## start ROWS

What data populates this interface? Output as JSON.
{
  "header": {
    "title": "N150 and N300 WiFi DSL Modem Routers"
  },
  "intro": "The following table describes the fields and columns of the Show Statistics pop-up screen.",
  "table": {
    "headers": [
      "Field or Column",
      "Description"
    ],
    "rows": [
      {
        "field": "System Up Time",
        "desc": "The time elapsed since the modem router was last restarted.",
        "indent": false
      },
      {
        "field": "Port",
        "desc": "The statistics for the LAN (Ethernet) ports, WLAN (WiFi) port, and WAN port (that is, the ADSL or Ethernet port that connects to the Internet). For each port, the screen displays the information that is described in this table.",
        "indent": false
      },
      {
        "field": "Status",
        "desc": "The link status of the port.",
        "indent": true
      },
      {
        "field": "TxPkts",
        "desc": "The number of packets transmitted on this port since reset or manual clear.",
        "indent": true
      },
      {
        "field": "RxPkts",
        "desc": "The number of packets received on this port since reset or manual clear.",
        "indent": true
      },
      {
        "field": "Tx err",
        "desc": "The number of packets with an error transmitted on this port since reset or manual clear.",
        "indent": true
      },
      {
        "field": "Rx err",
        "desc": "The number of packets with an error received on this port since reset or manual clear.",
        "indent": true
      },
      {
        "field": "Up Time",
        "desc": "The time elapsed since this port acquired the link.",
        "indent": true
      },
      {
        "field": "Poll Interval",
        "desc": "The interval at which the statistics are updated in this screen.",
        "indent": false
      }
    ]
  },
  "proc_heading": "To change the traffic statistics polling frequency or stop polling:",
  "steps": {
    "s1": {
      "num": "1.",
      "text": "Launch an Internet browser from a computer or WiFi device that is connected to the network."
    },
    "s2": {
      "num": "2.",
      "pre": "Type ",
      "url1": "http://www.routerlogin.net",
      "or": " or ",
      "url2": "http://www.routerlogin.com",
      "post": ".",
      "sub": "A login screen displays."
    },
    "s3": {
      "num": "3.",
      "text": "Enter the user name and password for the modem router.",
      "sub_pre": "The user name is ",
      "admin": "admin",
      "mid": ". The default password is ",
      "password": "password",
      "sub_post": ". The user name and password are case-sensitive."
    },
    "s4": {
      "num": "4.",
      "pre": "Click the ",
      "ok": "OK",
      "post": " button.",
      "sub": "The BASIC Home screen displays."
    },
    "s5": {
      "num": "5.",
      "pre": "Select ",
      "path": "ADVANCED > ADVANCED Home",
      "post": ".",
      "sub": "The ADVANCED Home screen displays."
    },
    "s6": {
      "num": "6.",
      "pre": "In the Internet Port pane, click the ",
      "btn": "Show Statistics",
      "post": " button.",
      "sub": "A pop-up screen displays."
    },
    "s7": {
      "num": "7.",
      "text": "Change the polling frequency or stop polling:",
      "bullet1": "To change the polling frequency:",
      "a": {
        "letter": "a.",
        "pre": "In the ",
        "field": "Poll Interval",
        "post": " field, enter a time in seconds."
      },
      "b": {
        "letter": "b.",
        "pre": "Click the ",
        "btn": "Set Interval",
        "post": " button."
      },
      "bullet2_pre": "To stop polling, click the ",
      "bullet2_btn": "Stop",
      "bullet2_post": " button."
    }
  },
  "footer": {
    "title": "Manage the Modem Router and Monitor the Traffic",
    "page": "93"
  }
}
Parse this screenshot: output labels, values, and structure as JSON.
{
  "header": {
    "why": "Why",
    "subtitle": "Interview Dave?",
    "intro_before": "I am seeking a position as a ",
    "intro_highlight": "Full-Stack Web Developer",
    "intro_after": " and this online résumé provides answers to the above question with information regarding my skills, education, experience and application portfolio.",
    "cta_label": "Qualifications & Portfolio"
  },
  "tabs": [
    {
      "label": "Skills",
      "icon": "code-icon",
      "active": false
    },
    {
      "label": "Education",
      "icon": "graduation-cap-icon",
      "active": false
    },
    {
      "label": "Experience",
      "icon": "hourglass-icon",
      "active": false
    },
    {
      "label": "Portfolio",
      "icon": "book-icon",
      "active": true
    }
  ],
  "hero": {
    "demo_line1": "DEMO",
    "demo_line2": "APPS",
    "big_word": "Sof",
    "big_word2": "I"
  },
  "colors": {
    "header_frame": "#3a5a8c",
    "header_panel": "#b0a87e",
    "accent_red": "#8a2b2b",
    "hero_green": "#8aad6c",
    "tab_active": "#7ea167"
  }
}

## end ROWS

REQUIRED TASK
State only how many lines in the material include "packets".

TASK OUTPUT
4